Exercise goal ▸ Say how many lines include the word "Account", using only a number.

##########

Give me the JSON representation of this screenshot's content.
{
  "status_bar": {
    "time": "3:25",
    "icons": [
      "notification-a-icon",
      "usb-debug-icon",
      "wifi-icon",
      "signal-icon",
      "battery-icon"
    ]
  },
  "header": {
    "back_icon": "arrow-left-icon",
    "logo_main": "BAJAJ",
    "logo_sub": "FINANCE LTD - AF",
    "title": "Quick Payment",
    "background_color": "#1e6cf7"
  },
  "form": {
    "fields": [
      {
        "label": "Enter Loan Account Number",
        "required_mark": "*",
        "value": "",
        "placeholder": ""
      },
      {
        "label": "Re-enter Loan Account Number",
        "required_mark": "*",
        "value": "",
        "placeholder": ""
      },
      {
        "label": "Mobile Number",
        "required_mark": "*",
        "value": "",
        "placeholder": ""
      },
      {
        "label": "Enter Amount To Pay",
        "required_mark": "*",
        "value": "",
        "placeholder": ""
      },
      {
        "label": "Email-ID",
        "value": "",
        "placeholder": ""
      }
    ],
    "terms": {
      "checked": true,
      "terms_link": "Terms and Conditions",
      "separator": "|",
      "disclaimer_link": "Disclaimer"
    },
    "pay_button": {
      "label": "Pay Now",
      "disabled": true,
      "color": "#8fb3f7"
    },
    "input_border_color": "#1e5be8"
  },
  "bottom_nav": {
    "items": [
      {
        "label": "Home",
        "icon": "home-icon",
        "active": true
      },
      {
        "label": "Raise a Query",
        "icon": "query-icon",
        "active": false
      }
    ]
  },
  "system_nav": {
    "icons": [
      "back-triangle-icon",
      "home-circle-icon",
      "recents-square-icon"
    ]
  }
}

##########

Task result ▸ 2